- Task description
Which lines hold the word "icon"? Copy each one.
----------------
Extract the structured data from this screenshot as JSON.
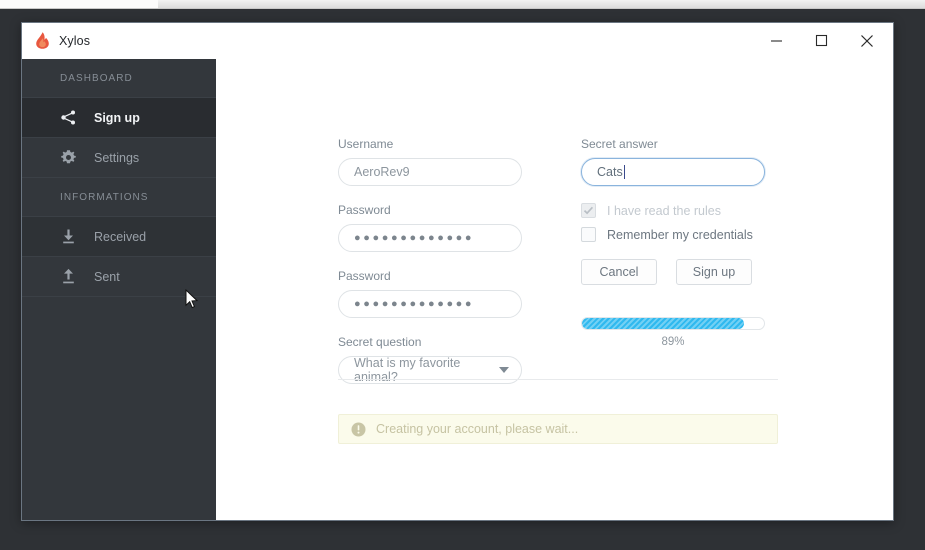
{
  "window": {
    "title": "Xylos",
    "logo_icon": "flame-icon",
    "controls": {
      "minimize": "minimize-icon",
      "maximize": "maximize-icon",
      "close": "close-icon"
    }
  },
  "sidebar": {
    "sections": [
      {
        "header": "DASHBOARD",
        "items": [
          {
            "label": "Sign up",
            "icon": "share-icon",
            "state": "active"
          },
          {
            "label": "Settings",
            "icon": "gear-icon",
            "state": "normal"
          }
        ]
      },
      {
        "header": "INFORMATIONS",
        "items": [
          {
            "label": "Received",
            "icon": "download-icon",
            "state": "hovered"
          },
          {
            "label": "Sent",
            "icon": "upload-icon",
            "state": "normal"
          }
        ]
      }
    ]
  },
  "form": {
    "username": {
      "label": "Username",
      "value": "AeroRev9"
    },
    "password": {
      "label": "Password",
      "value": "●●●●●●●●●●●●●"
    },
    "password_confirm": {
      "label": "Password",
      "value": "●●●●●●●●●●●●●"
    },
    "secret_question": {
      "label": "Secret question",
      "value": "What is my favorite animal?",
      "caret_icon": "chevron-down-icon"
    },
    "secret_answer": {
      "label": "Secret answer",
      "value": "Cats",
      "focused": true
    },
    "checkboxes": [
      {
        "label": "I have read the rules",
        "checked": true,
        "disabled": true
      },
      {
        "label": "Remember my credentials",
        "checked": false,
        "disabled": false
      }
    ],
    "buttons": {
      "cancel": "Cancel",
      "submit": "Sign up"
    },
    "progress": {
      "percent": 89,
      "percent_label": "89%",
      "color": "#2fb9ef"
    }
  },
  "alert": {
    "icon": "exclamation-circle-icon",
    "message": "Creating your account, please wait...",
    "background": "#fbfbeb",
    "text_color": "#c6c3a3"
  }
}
----------------
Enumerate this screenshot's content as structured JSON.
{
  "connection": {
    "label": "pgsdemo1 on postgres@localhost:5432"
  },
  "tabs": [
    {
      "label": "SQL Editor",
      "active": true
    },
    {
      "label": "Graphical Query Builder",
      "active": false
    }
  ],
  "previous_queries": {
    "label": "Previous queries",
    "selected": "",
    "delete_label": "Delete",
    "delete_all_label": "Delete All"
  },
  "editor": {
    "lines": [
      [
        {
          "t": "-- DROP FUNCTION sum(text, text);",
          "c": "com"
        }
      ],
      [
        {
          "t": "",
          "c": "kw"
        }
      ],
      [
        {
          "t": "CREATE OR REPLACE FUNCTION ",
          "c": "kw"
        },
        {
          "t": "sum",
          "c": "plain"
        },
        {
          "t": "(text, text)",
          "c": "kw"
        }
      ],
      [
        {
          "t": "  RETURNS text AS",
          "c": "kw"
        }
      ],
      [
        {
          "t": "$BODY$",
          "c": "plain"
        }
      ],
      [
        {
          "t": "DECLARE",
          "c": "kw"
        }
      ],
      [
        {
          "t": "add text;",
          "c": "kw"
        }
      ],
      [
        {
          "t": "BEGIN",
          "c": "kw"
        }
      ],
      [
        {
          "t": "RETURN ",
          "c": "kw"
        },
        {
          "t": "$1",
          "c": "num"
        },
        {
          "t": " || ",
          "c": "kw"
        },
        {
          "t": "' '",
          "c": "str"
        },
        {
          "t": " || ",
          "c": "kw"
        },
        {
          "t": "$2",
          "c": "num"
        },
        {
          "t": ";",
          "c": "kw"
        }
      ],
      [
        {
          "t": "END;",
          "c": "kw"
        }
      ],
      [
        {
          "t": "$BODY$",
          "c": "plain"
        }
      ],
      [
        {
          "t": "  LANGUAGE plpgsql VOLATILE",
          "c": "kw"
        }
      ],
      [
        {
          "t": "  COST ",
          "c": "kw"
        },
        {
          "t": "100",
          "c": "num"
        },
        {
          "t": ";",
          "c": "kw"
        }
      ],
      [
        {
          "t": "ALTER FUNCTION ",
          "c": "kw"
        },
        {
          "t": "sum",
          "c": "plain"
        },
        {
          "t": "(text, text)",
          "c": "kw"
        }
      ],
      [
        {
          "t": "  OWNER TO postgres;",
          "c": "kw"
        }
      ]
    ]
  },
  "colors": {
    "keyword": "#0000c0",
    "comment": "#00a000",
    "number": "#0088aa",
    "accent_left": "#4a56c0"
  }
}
----------------
- Expected answer
    "logo_icon": "flame-icon",
      "minimize": "minimize-icon",
      "maximize": "maximize-icon",
      "close": "close-icon"
            "icon": "share-icon",
            "icon": "gear-icon",
            "icon": "download-icon",
            "icon": "upload-icon",
      "caret_icon": "chevron-down-icon"
    "icon": "exclamation-circle-icon",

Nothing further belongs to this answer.